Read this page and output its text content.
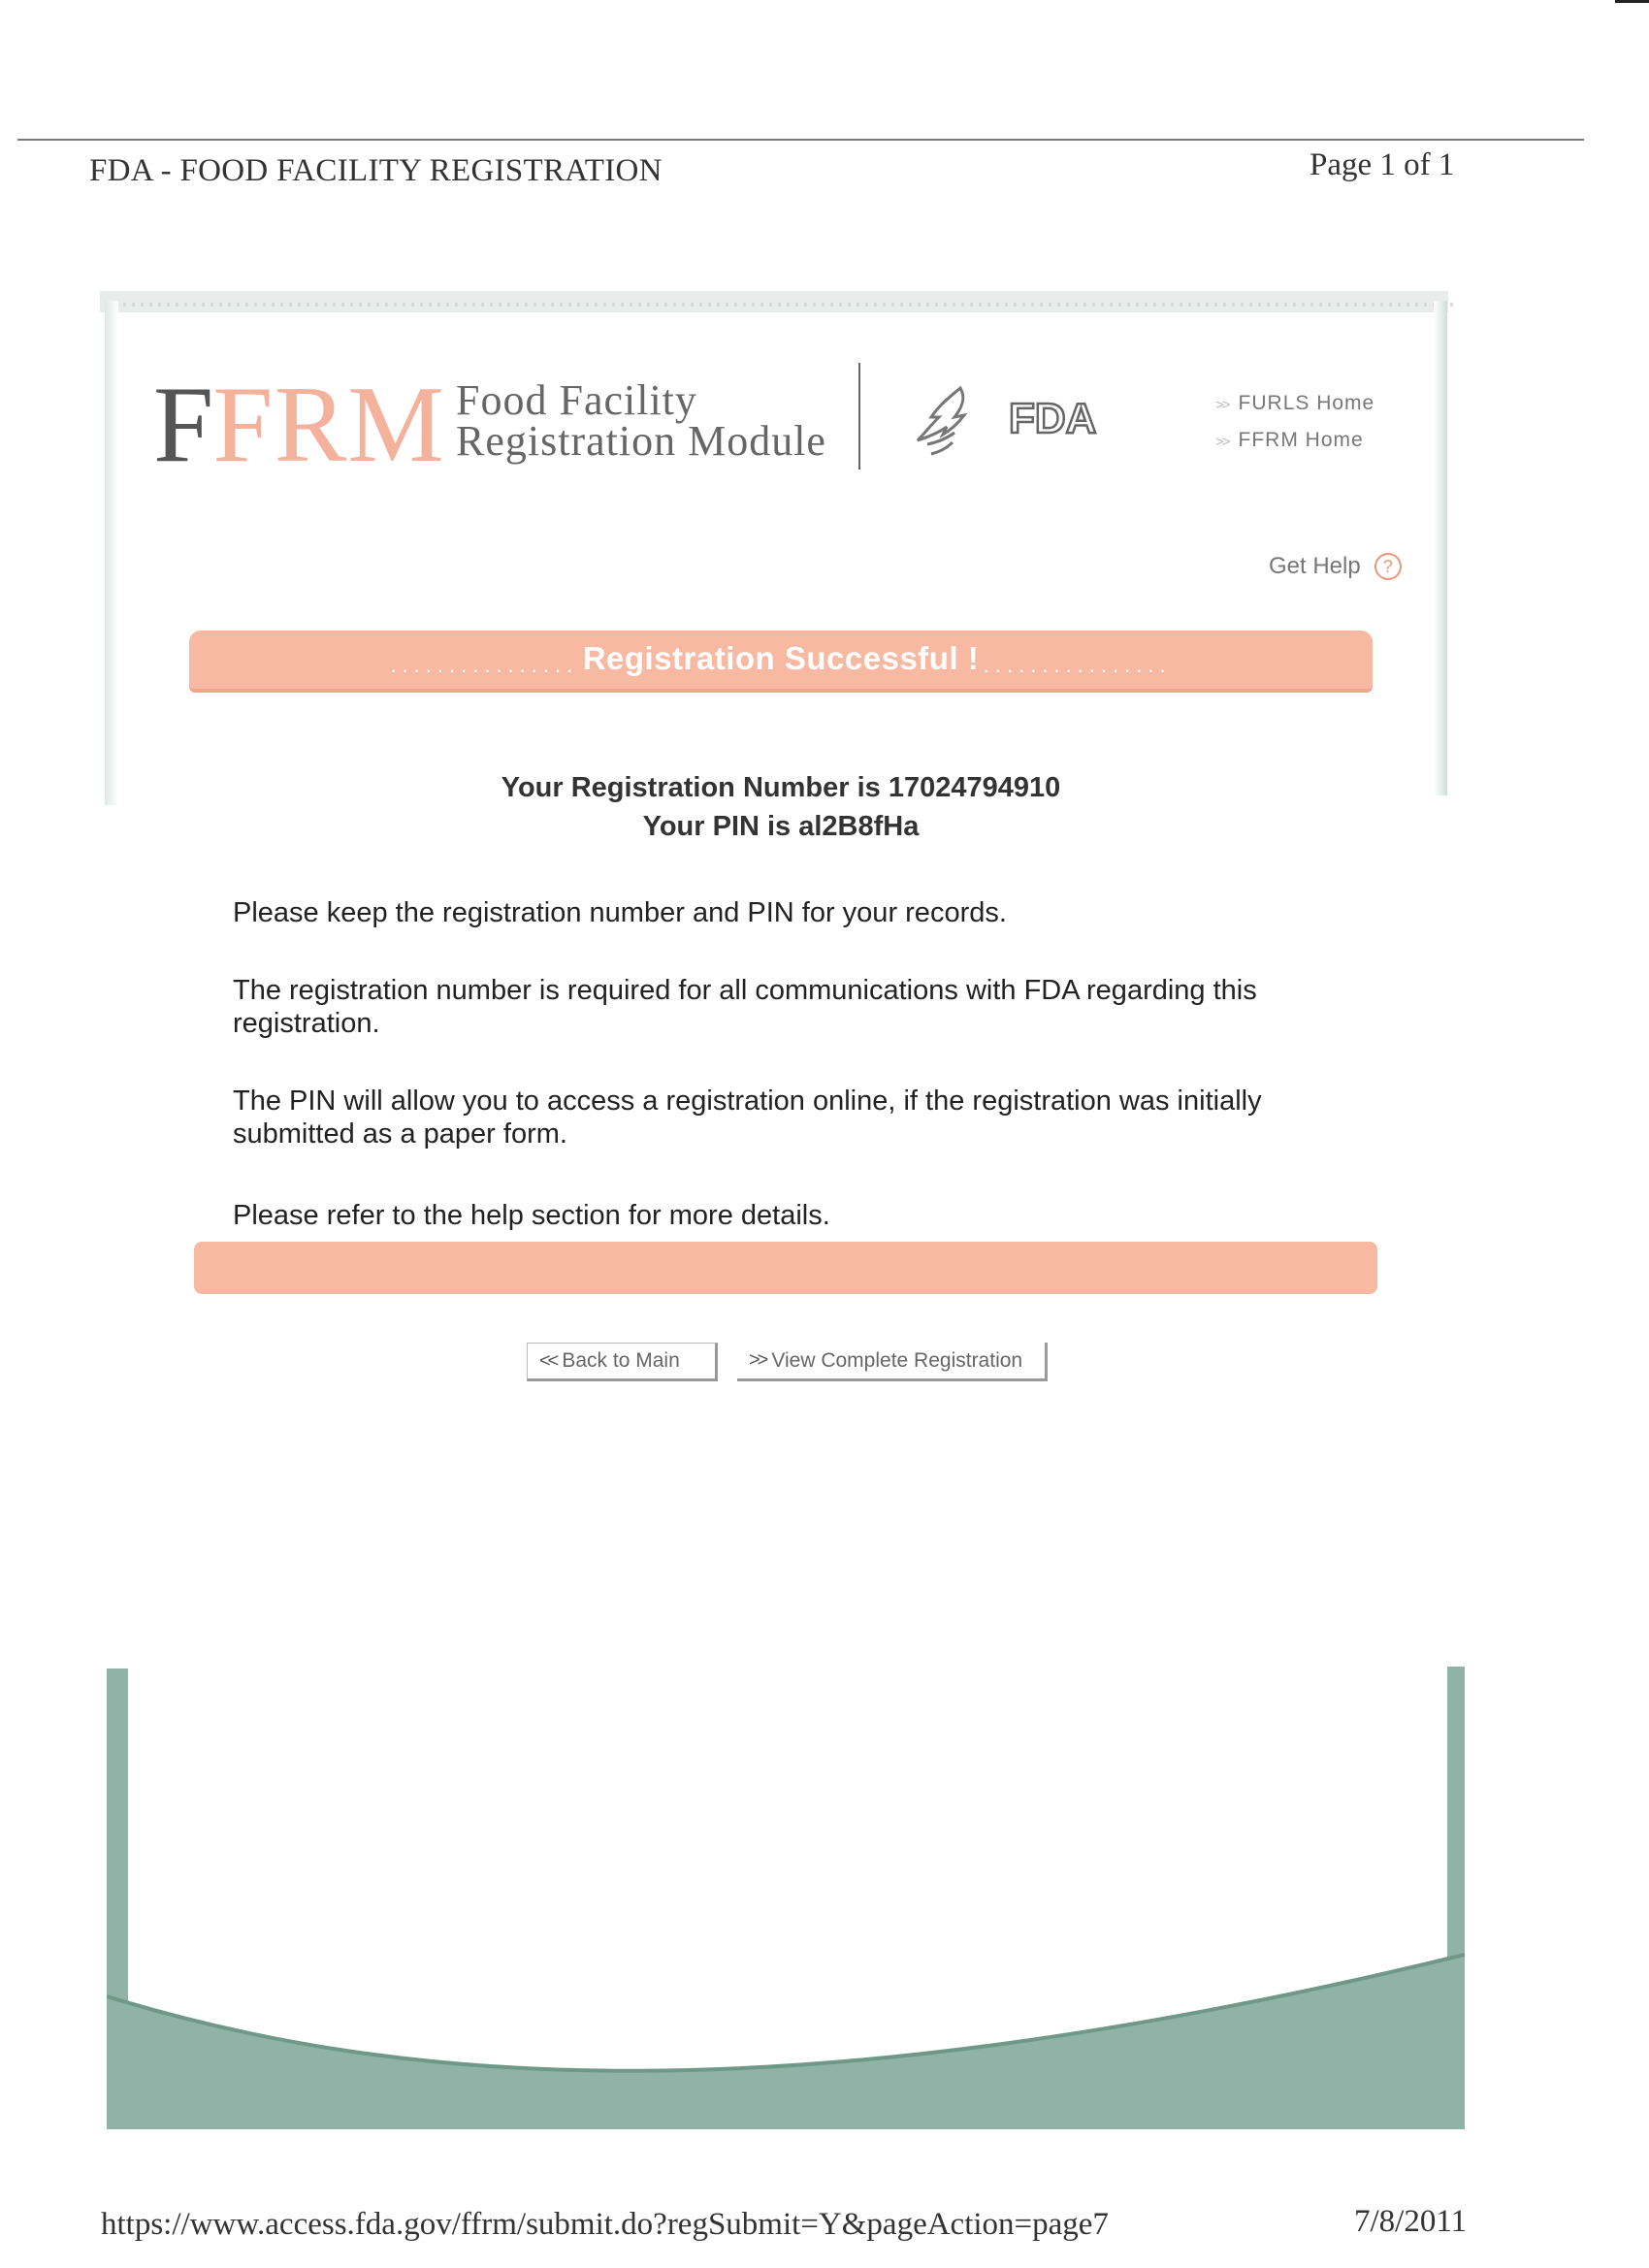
FDA - FOOD FACILITY REGISTRATION	Page 1 of 1
F FRM Food Facility
Registration Module	FDA	>> FURLS Home
>> FFRM Home
Get Help	?
................ Registration Successful ! ................
Your Registration Number is 17024794910
Your PIN is al2B8fHa
Please keep the registration number and PIN for your records.
The registration number is required for all communications with FDA regarding this registration.
The PIN will allow you to access a registration online, if the registration was initially submitted as a paper form.
Please refer to the help section for more details.
<< Back to Main	>> View Complete Registration
https://www.access.fda.gov/ffrm/submit.do?regSubmit=Y&pageAction=page7	7/8/2011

—————

What is being asked: Repeat the entries exactly and keep the pictures out of the copy.

Answer to the task:
Read this page and output its text content.
FDA - FOOD FACILITY REGISTRATION	Page 1 of 1
F FRM Food Facility
Registration Module	FDA	>> FURLS Home
>> FFRM Home
Get Help	?
................ Registration Successful ! ................
Your Registration Number is 17024794910
Your PIN is al2B8fHa
Please keep the registration number and PIN for your records.
The registration number is required for all communications with FDA regarding this registration.
The PIN will allow you to access a registration online, if the registration was initially submitted as a paper form.
Please refer to the help section for more details.
<< Back to Main	>> View Complete Registration
https://www.access.fda.gov/ffrm/submit.do?regSubmit=Y&pageAction=page7	7/8/2011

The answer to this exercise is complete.